**Your objective:**
Copy the material that follows word for word and omit its pictures.

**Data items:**
§ §
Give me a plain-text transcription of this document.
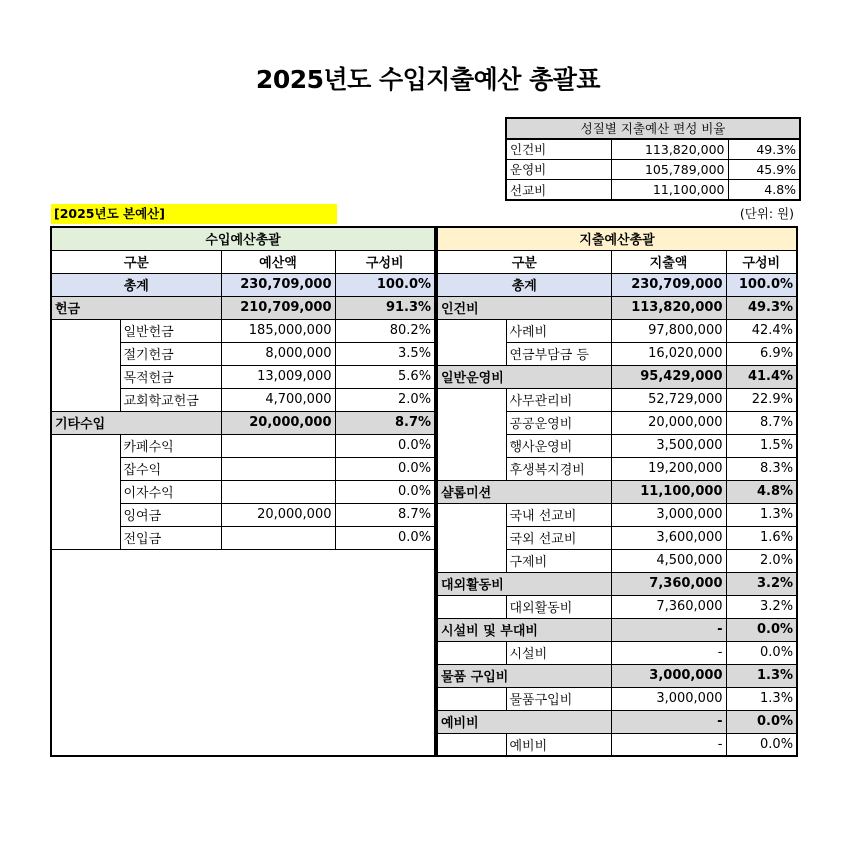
2025년도 수입지출예산 총괄표
성질별 지출예산 편성 비율		
인건비	113,820,000	49.3%
운영비	105,789,000	45.9%
선교비	11,100,000	4.8%
[2025년도 본예산]	(단위: 원)
수입예산총괄			
구분		예산액	구성비
총계		230,709,000	100.0%
헌금		210,709,000	91.3%
	일반헌금	185,000,000	80.2%
	절기헌금	8,000,000	3.5%
	목적헌금	13,009,000	5.6%
	교회학교헌금	4,700,000	2.0%
기타수입		20,000,000	8.7%
	카페수익		0.0%
	잡수익		0.0%
	이자수익		0.0%
	잉여금	20,000,000	8.7%
	전입금		0.0%

지출예산총괄			
구분		지출액	구성비
총계		230,709,000	100.0%
인건비		113,820,000	49.3%
	사례비	97,800,000	42.4%
	연금부담금 등	16,020,000	6.9%
일반운영비		95,429,000	41.4%
	사무관리비	52,729,000	22.9%
	공공운영비	20,000,000	8.7%
	행사운영비	3,500,000	1.5%
	후생복지경비	19,200,000	8.3%
샬롬미션		11,100,000	4.8%
	국내 선교비	3,000,000	1.3%
	국외 선교비	3,600,000	1.6%
	구제비	4,500,000	2.0%
대외활동비		7,360,000	3.2%
	대외활동비	7,360,000	3.2%
시설비 및 부대비		-	0.0%
	시설비	-	0.0%
물품 구입비		3,000,000	1.3%
	물품구입비	3,000,000	1.3%
예비비		-	0.0%
	예비비	-	0.0%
§ §
**Problem solution:**
Give me a plain-text transcription of this document.
2025년도 수입지출예산 총괄표
성질별 지출예산 편성 비율		
인건비	113,820,000	49.3%
운영비	105,789,000	45.9%
선교비	11,100,000	4.8%
[2025년도 본예산]	(단위: 원)
수입예산총괄			
구분		예산액	구성비
총계		230,709,000	100.0%
헌금		210,709,000	91.3%
	일반헌금	185,000,000	80.2%
	절기헌금	8,000,000	3.5%
	목적헌금	13,009,000	5.6%
	교회학교헌금	4,700,000	2.0%
기타수입		20,000,000	8.7%
	카페수익		0.0%
	잡수익		0.0%
	이자수익		0.0%
	잉여금	20,000,000	8.7%
	전입금		0.0%

지출예산총괄			
구분		지출액	구성비
총계		230,709,000	100.0%
인건비		113,820,000	49.3%
	사례비	97,800,000	42.4%
	연금부담금 등	16,020,000	6.9%
일반운영비		95,429,000	41.4%
	사무관리비	52,729,000	22.9%
	공공운영비	20,000,000	8.7%
	행사운영비	3,500,000	1.5%
	후생복지경비	19,200,000	8.3%
샬롬미션		11,100,000	4.8%
	국내 선교비	3,000,000	1.3%
	국외 선교비	3,600,000	1.6%
	구제비	4,500,000	2.0%
대외활동비		7,360,000	3.2%
	대외활동비	7,360,000	3.2%
시설비 및 부대비		-	0.0%
	시설비	-	0.0%
물품 구입비		3,000,000	1.3%
	물품구입비	3,000,000	1.3%
예비비		-	0.0%
	예비비	-	0.0%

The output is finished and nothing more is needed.